[INSTRUCTION] Your task is to repeat the entries word for word while leaving out the pictures.

[SUPPLIED RECORDS]
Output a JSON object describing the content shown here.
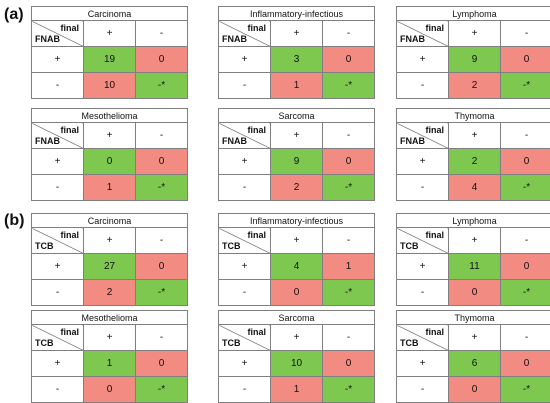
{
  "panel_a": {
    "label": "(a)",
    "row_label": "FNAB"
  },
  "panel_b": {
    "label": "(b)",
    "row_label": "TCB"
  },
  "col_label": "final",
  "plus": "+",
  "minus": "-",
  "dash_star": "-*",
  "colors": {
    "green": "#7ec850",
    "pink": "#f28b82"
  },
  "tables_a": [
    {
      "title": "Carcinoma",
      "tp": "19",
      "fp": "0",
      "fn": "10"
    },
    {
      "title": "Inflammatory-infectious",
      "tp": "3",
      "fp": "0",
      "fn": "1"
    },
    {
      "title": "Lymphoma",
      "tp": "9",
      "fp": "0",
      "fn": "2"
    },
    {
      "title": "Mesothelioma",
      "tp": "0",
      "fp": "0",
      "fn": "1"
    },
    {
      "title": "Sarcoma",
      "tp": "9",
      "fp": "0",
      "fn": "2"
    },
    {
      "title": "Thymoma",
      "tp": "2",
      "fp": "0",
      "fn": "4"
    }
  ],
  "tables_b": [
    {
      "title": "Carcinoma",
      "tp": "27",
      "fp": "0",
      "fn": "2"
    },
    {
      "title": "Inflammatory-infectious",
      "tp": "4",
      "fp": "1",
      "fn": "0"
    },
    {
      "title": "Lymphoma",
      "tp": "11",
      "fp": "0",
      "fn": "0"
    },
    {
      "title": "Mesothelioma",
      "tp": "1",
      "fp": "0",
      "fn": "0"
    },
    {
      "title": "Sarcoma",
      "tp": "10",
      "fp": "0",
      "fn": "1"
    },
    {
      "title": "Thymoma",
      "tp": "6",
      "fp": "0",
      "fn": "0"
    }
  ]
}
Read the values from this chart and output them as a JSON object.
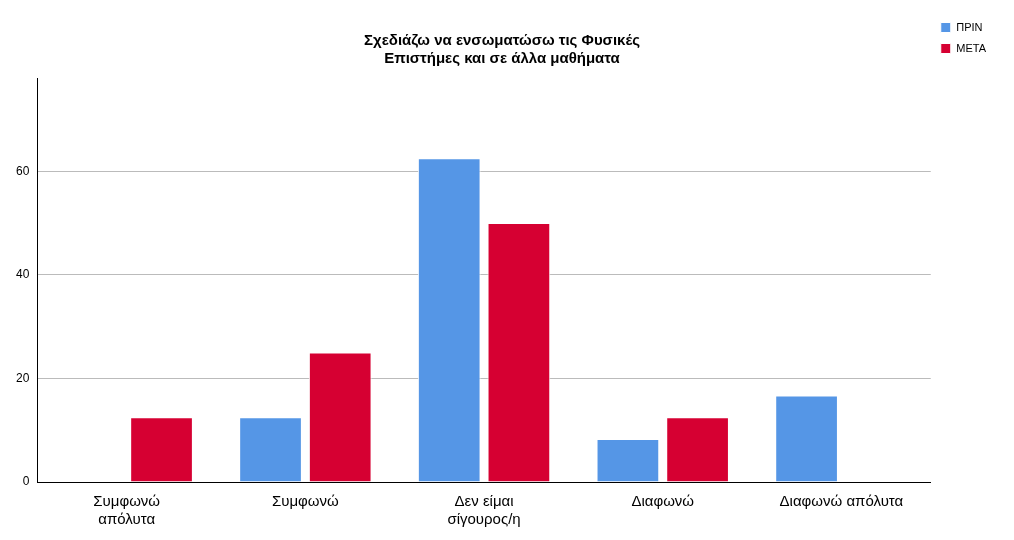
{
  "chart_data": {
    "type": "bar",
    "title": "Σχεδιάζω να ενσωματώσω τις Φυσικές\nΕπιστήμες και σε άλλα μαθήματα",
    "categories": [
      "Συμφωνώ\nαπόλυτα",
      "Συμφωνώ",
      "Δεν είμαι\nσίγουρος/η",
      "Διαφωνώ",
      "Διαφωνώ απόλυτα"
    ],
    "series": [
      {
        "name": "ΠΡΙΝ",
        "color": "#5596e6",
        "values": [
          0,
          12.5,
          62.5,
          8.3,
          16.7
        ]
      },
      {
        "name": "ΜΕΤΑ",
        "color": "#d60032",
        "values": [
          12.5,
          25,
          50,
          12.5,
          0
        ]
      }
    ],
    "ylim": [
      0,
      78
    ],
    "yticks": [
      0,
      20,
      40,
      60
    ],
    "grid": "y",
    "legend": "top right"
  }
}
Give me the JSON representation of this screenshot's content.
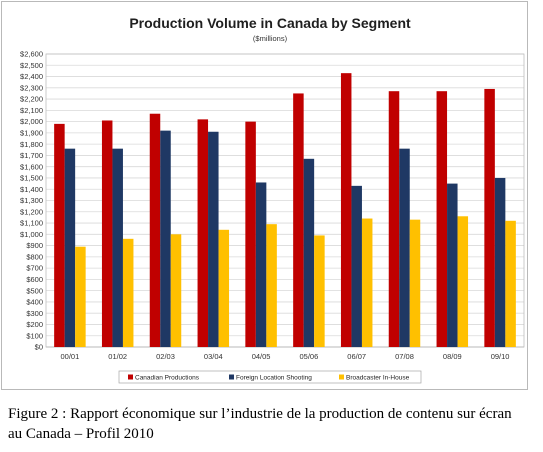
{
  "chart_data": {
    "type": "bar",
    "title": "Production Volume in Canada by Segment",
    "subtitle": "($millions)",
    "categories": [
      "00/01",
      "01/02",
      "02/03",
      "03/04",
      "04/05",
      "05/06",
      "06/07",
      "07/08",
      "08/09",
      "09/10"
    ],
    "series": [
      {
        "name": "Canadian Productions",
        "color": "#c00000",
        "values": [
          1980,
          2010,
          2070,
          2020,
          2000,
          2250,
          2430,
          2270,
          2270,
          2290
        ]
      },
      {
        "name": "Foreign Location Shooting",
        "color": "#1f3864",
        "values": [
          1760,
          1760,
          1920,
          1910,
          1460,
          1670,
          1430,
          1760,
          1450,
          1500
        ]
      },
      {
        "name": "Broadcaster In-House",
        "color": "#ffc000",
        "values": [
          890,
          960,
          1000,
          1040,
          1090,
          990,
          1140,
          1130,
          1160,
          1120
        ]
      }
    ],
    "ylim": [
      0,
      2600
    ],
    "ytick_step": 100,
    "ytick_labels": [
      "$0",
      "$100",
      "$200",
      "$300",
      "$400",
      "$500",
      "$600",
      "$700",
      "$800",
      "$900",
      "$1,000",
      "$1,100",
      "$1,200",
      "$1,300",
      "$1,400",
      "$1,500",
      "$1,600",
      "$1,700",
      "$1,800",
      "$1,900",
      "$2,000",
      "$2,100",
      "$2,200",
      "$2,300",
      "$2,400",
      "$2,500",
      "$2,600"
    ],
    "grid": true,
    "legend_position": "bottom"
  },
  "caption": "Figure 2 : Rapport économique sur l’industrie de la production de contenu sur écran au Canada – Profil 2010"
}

[WRITTEN ANSWER]
Output a JSON object describing the content shown here.
{
  "panel_a": {
    "label": "(a)",
    "row_label": "FNAB"
  },
  "panel_b": {
    "label": "(b)",
    "row_label": "TCB"
  },
  "col_label": "final",
  "plus": "+",
  "minus": "-",
  "dash_star": "-*",
  "colors": {
    "green": "#7ec850",
    "pink": "#f28b82"
  },
  "tables_a": [
    {
      "title": "Carcinoma",
      "tp": "19",
      "fp": "0",
      "fn": "10"
    },
    {
      "title": "Inflammatory-infectious",
      "tp": "3",
      "fp": "0",
      "fn": "1"
    },
    {
      "title": "Lymphoma",
      "tp": "9",
      "fp": "0",
      "fn": "2"
    },
    {
      "title": "Mesothelioma",
      "tp": "0",
      "fp": "0",
      "fn": "1"
    },
    {
      "title": "Sarcoma",
      "tp": "9",
      "fp": "0",
      "fn": "2"
    },
    {
      "title": "Thymoma",
      "tp": "2",
      "fp": "0",
      "fn": "4"
    }
  ],
  "tables_b": [
    {
      "title": "Carcinoma",
      "tp": "27",
      "fp": "0",
      "fn": "2"
    },
    {
      "title": "Inflammatory-infectious",
      "tp": "4",
      "fp": "1",
      "fn": "0"
    },
    {
      "title": "Lymphoma",
      "tp": "11",
      "fp": "0",
      "fn": "0"
    },
    {
      "title": "Mesothelioma",
      "tp": "1",
      "fp": "0",
      "fn": "0"
    },
    {
      "title": "Sarcoma",
      "tp": "10",
      "fp": "0",
      "fn": "1"
    },
    {
      "title": "Thymoma",
      "tp": "6",
      "fp": "0",
      "fn": "0"
    }
  ]
}
Read the values from this chart and output them as a JSON object.
{
  "chart_data": {
    "type": "bar",
    "title": "Σχεδιάζω να ενσωματώσω τις Φυσικές\nΕπιστήμες και σε άλλα μαθήματα",
    "categories": [
      "Συμφωνώ\nαπόλυτα",
      "Συμφωνώ",
      "Δεν είμαι\nσίγουρος/η",
      "Διαφωνώ",
      "Διαφωνώ απόλυτα"
    ],
    "series": [
      {
        "name": "ΠΡΙΝ",
        "color": "#5596e6",
        "values": [
          0,
          12.5,
          62.5,
          8.3,
          16.7
        ]
      },
      {
        "name": "ΜΕΤΑ",
        "color": "#d60032",
        "values": [
          12.5,
          25,
          50,
          12.5,
          0
        ]
      }
    ],
    "ylim": [
      0,
      78
    ],
    "yticks": [
      0,
      20,
      40,
      60
    ],
    "grid": "y",
    "legend": "top right"
  }
}
Give me the JSON representation of this screenshot's content.
{
  "chart_data": {
    "type": "bar",
    "title": "Production Volume in Canada by Segment",
    "subtitle": "($millions)",
    "categories": [
      "00/01",
      "01/02",
      "02/03",
      "03/04",
      "04/05",
      "05/06",
      "06/07",
      "07/08",
      "08/09",
      "09/10"
    ],
    "series": [
      {
        "name": "Canadian Productions",
        "color": "#c00000",
        "values": [
          1980,
          2010,
          2070,
          2020,
          2000,
          2250,
          2430,
          2270,
          2270,
          2290
        ]
      },
      {
        "name": "Foreign Location Shooting",
        "color": "#1f3864",
        "values": [
          1760,
          1760,
          1920,
          1910,
          1460,
          1670,
          1430,
          1760,
          1450,
          1500
        ]
      },
      {
        "name": "Broadcaster In-House",
        "color": "#ffc000",
        "values": [
          890,
          960,
          1000,
          1040,
          1090,
          990,
          1140,
          1130,
          1160,
          1120
        ]
      }
    ],
    "ylim": [
      0,
      2600
    ],
    "ytick_step": 100,
    "ytick_labels": [
      "$0",
      "$100",
      "$200",
      "$300",
      "$400",
      "$500",
      "$600",
      "$700",
      "$800",
      "$900",
      "$1,000",
      "$1,100",
      "$1,200",
      "$1,300",
      "$1,400",
      "$1,500",
      "$1,600",
      "$1,700",
      "$1,800",
      "$1,900",
      "$2,000",
      "$2,100",
      "$2,200",
      "$2,300",
      "$2,400",
      "$2,500",
      "$2,600"
    ],
    "grid": true,
    "legend_position": "bottom"
  },
  "caption": "Figure 2 : Rapport économique sur l’industrie de la production de contenu sur écran au Canada – Profil 2010"
}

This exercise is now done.